§ **PAGE TEXT**:
'''
So i am giving it a name and selecting my im policy to the user and then say next and review as you see, i'm sensitive to cost. So i selected optimization for cost and i will ah you know, just submit it and the work group starts getting created. So it's creating the work group right now. And on the bottom also on the list, you can see that workgroup is getting created, let's give us a few seconds, it will get created and and you can review so you see that it does get created with optimized forecast.

So any workload that it will be running will be, you know, keeping cost in mind. You are welcome to change it even later on. Ok? So you decide their workload needs more performance, you can change the slider quickly and save it and all the optimization hence force that will occur will be for performance. Ok? So that was my first demo.

Ok. And you can see that, you know, it is not optimized for performance. All right. So within a few seconds, you can create your serverless end point and you can change your settings later on if you need to. Ok. So that was the creation part.

Now, let's talk about, you know, some real world scenarios. Here. I have three specific demos. The first one is a long running query, a data analyst or a data scientist has written some complex query that was never seen before. It's a long running query. I'll show you how this new a i scaling and optimization technique responds to it. How does it scales what capacity it uses and what's the cost for us? Ok.
'''
§ **MATERIAL SHOWN**:
'''
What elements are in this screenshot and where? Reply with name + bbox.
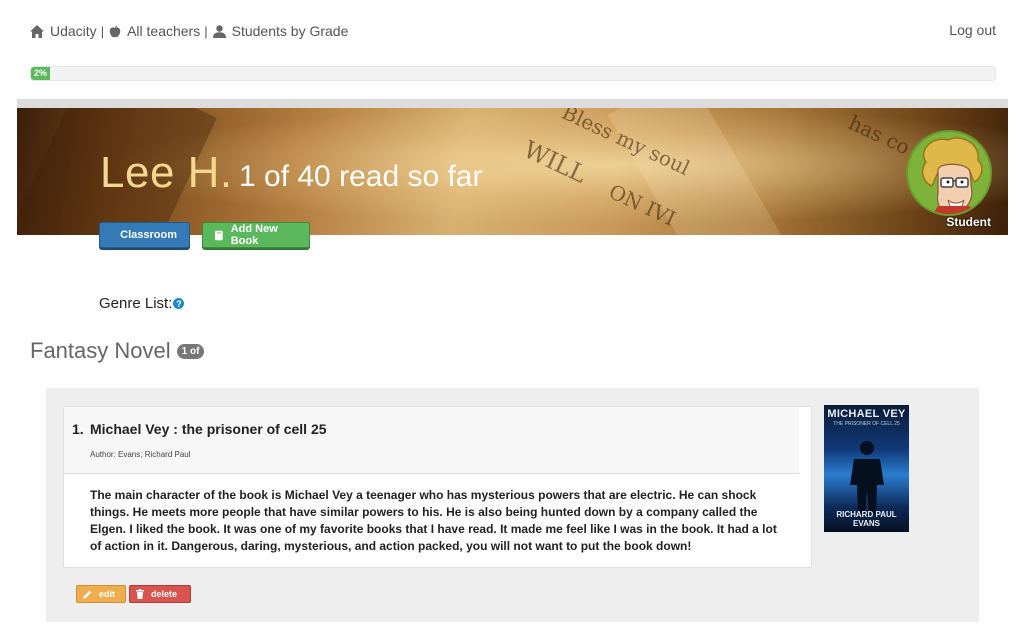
banner-book-text: has co bbox=[844, 110, 914, 160]
reading-progress-bar: 2% bbox=[30, 66, 996, 81]
add-new-book-button-label: Add New Book bbox=[230, 223, 278, 247]
book-card-header: 1. Michael Vey : the prisoner of cell 25… bbox=[64, 407, 799, 474]
book-card: 1. Michael Vey : the prisoner of cell 25… bbox=[63, 406, 812, 568]
book-icon bbox=[215, 230, 223, 240]
logout-link[interactable]: Log out bbox=[949, 22, 996, 38]
apple-icon bbox=[109, 24, 121, 37]
book-list-panel: 1. Michael Vey : the prisoner of cell 25… bbox=[46, 388, 979, 622]
book-cover-image: MICHAEL VEY THE PRISONER OF CELL 25 RICH… bbox=[824, 405, 909, 532]
nav-grade-label: Students by Grade bbox=[231, 23, 349, 39]
student-avatar bbox=[906, 130, 992, 216]
nav-teachers-label: All teachers bbox=[127, 23, 201, 39]
book-number: 1. bbox=[72, 421, 84, 437]
avatar-role-label: Student bbox=[946, 215, 991, 229]
trash-icon bbox=[136, 589, 144, 599]
delete-button-label: delete bbox=[151, 589, 178, 599]
user-icon bbox=[212, 24, 226, 38]
edit-book-button[interactable]: edit bbox=[76, 585, 126, 603]
genre-section-title: Fantasy Novel 1 of bbox=[30, 338, 205, 364]
cartoon-avatar-icon bbox=[921, 137, 983, 214]
genre-name: Fantasy Novel bbox=[30, 338, 171, 363]
books-read-count: 1 of 40 read so far bbox=[239, 160, 483, 193]
genre-count-badge: 1 of bbox=[176, 343, 205, 359]
book-title: Michael Vey : the prisoner of cell 25 bbox=[90, 421, 327, 437]
add-new-book-button[interactable]: Add New Book bbox=[202, 222, 310, 248]
cover-figure-icon bbox=[850, 441, 884, 515]
banner-book-text: WILL bbox=[519, 135, 591, 189]
pencil-icon bbox=[83, 590, 92, 599]
progress-fill: 2% bbox=[31, 67, 51, 80]
nav-home-label: Udacity bbox=[50, 23, 97, 39]
cover-title: MICHAEL VEY bbox=[827, 408, 906, 420]
help-icon[interactable]: ? bbox=[173, 298, 185, 309]
nav-grade-link[interactable]: Students by Grade bbox=[212, 23, 349, 39]
home-icon bbox=[30, 24, 44, 38]
genre-list: Genre List: ? bbox=[99, 295, 185, 312]
divider-band bbox=[17, 99, 1008, 108]
nav-separator: | bbox=[204, 23, 208, 39]
nav-separator: | bbox=[100, 23, 105, 39]
nav-teachers-link[interactable]: All teachers bbox=[109, 23, 200, 39]
cover-author: RICHARD PAUL EVANS bbox=[836, 510, 897, 528]
book-author: Author: Evans, Richard Paul bbox=[90, 450, 191, 459]
top-nav: Udacity | All teachers | Students by Gra… bbox=[30, 22, 348, 40]
delete-book-button[interactable]: delete bbox=[129, 585, 191, 603]
student-banner: Bless my soul WILL has co ON IVI Lee H. … bbox=[17, 108, 1008, 235]
genre-list-label: Genre List: bbox=[99, 295, 173, 312]
cover-subtitle: THE PRISONER OF CELL 25 bbox=[833, 421, 900, 427]
edit-button-label: edit bbox=[99, 589, 116, 599]
nav-home-link[interactable]: Udacity bbox=[30, 23, 97, 39]
book-review: The main character of the book is Michae… bbox=[90, 488, 777, 553]
classroom-button[interactable]: Classroom bbox=[99, 222, 190, 248]
student-name: Lee H. bbox=[100, 148, 233, 197]
classroom-button-label: Classroom bbox=[120, 229, 177, 241]
banner-light-decoration bbox=[608, 108, 796, 235]
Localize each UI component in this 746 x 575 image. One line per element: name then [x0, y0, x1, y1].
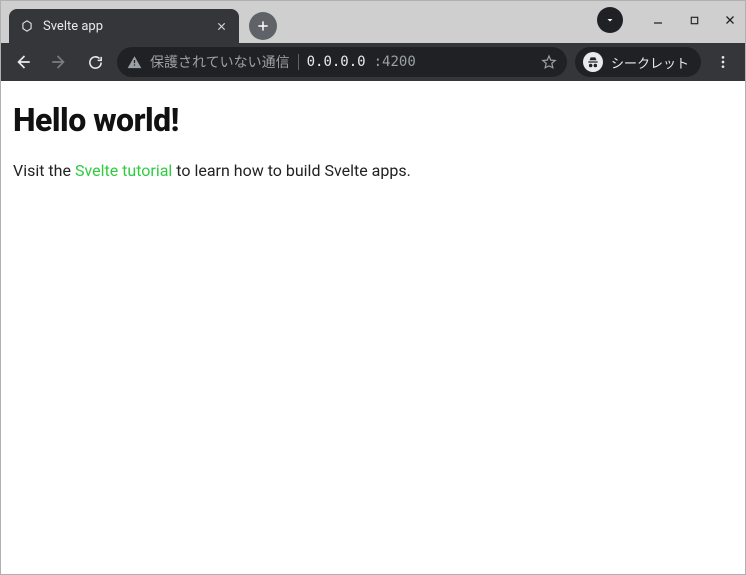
'''
Using the transcript, decide whether each statement agrees with it: (a) the speaker chose optimization for cost, (b) the optimization setting cannot be changed once the workgroup exists, (c) the speaker has four specific demos of real-world scenarios. Answer yes or no for each and quote the deciding words. The lines do not figure in the task.

(a) Yes: "So i selected optimization for cost"
(b) No: "You are welcome to change it even later on."
(c) No: "I have three specific demos."